start Data excerpts

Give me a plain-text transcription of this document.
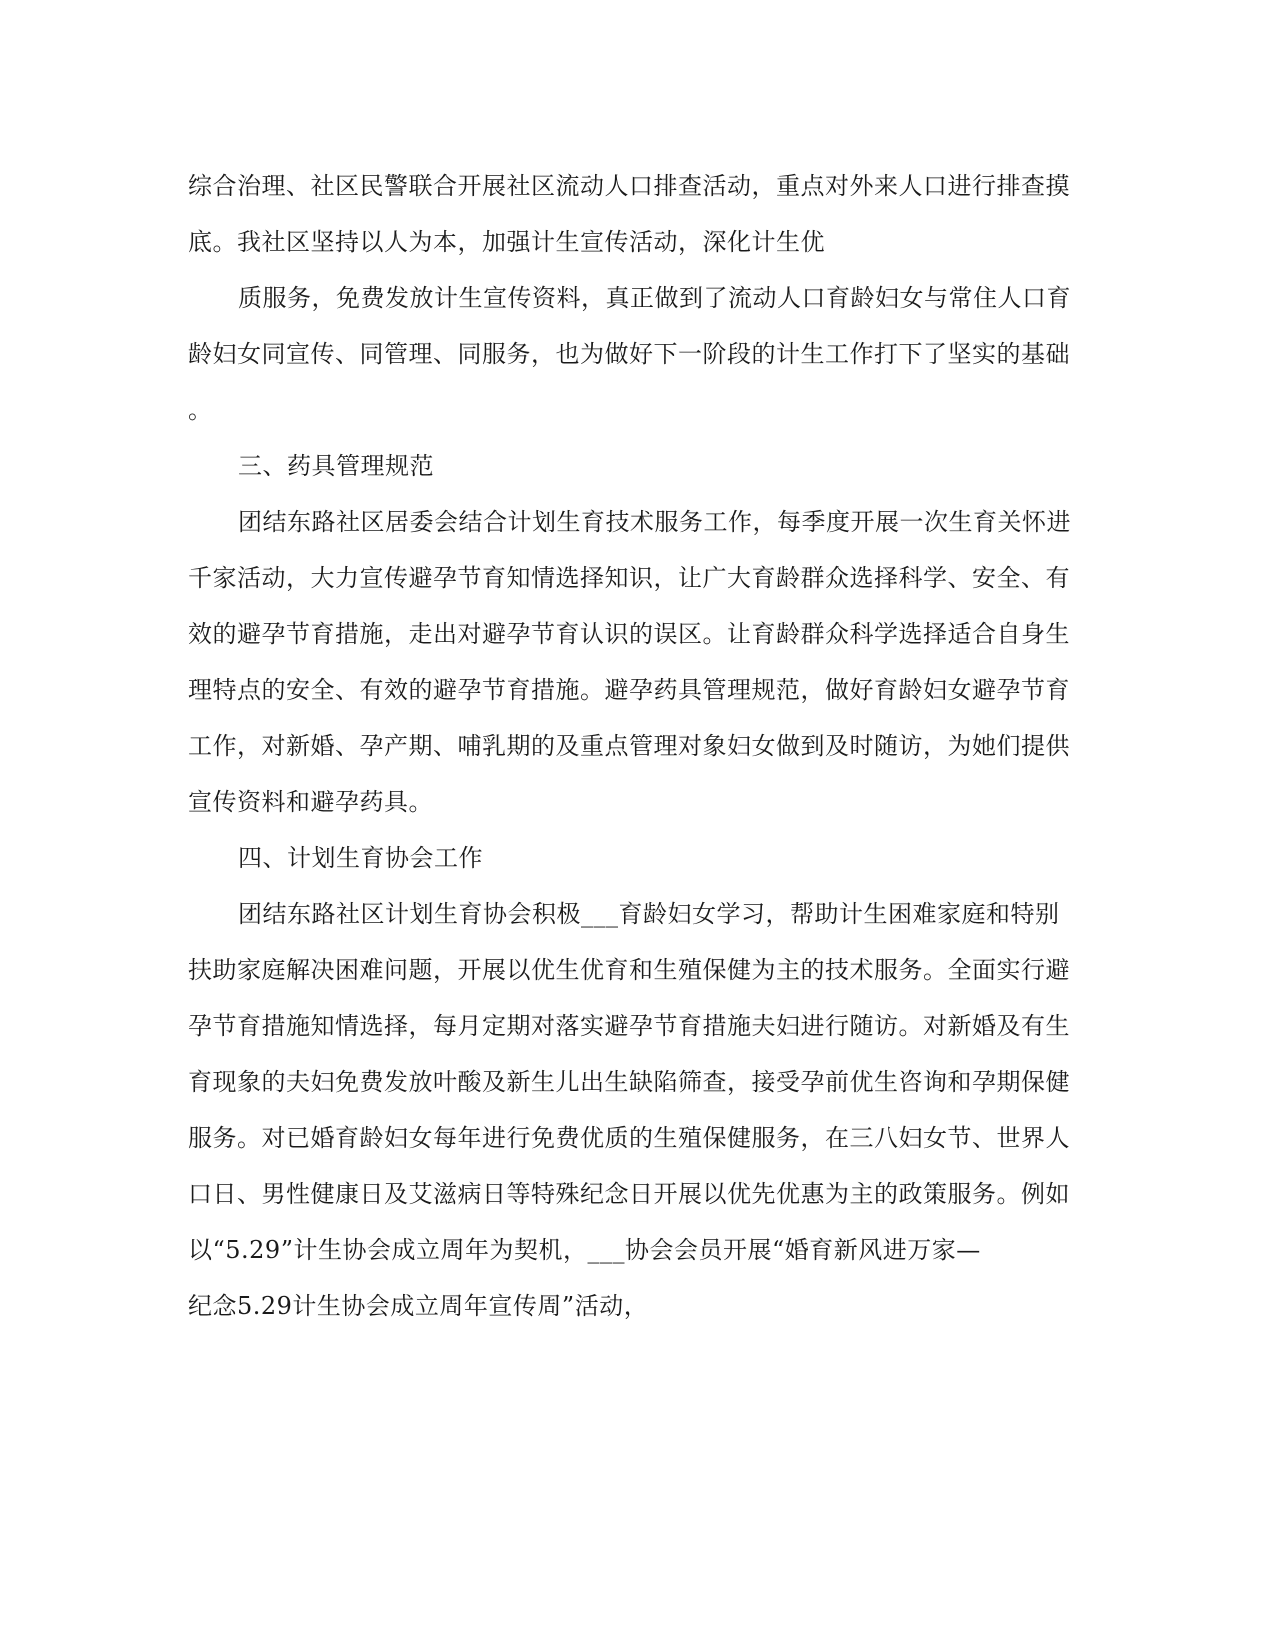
综合治理、社区民警联合开展社区流动人口排查活动，重点对外来人口进行排查摸
底。我社区坚持以人为本，加强计生宣传活动，深化计生优
质服务，免费发放计生宣传资料，真正做到了流动人口育龄妇女与常住人口育
龄妇女同宣传、同管理、同服务，也为做好下一阶段的计生工作打下了坚实的基础
。
三、药具管理规范
团结东路社区居委会结合计划生育技术服务工作，每季度开展一次生育关怀进
千家活动，大力宣传避孕节育知情选择知识，让广大育龄群众选择科学、安全、有
效的避孕节育措施，走出对避孕节育认识的误区。让育龄群众科学选择适合自身生
理特点的安全、有效的避孕节育措施。避孕药具管理规范，做好育龄妇女避孕节育
工作，对新婚、孕产期、哺乳期的及重点管理对象妇女做到及时随访，为她们提供
宣传资料和避孕药具。
四、计划生育协会工作
团结东路社区计划生育协会积极___育龄妇女学习，帮助计生困难家庭和特别
扶助家庭解决困难问题，开展以优生优育和生殖保健为主的技术服务。全面实行避
孕节育措施知情选择，每月定期对落实避孕节育措施夫妇进行随访。对新婚及有生
育现象的夫妇免费发放叶酸及新生儿出生缺陷筛查，接受孕前优生咨询和孕期保健
服务。对已婚育龄妇女每年进行免费优质的生殖保健服务，在三八妇女节、世界人
口日、男性健康日及艾滋病日等特殊纪念日开展以优先优惠为主的政策服务。例如
以“5.29”计生协会成立周年为契机，___协会会员开展“婚育新风进万家—
纪念5.29计生协会成立周年宣传周”活动，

end Data excerpts

Written instruction
Using the records above, retype everything exactly except the pictures.

Output for this exercise
Give me a plain-text transcription of this document.
综合治理、社区民警联合开展社区流动人口排查活动，重点对外来人口进行排查摸
底。我社区坚持以人为本，加强计生宣传活动，深化计生优
质服务，免费发放计生宣传资料，真正做到了流动人口育龄妇女与常住人口育
龄妇女同宣传、同管理、同服务，也为做好下一阶段的计生工作打下了坚实的基础
。
三、药具管理规范
团结东路社区居委会结合计划生育技术服务工作，每季度开展一次生育关怀进
千家活动，大力宣传避孕节育知情选择知识，让广大育龄群众选择科学、安全、有
效的避孕节育措施，走出对避孕节育认识的误区。让育龄群众科学选择适合自身生
理特点的安全、有效的避孕节育措施。避孕药具管理规范，做好育龄妇女避孕节育
工作，对新婚、孕产期、哺乳期的及重点管理对象妇女做到及时随访，为她们提供
宣传资料和避孕药具。
四、计划生育协会工作
团结东路社区计划生育协会积极___育龄妇女学习，帮助计生困难家庭和特别
扶助家庭解决困难问题，开展以优生优育和生殖保健为主的技术服务。全面实行避
孕节育措施知情选择，每月定期对落实避孕节育措施夫妇进行随访。对新婚及有生
育现象的夫妇免费发放叶酸及新生儿出生缺陷筛查，接受孕前优生咨询和孕期保健
服务。对已婚育龄妇女每年进行免费优质的生殖保健服务，在三八妇女节、世界人
口日、男性健康日及艾滋病日等特殊纪念日开展以优先优惠为主的政策服务。例如
以“5.29”计生协会成立周年为契机，___协会会员开展“婚育新风进万家—
纪念5.29计生协会成立周年宣传周”活动，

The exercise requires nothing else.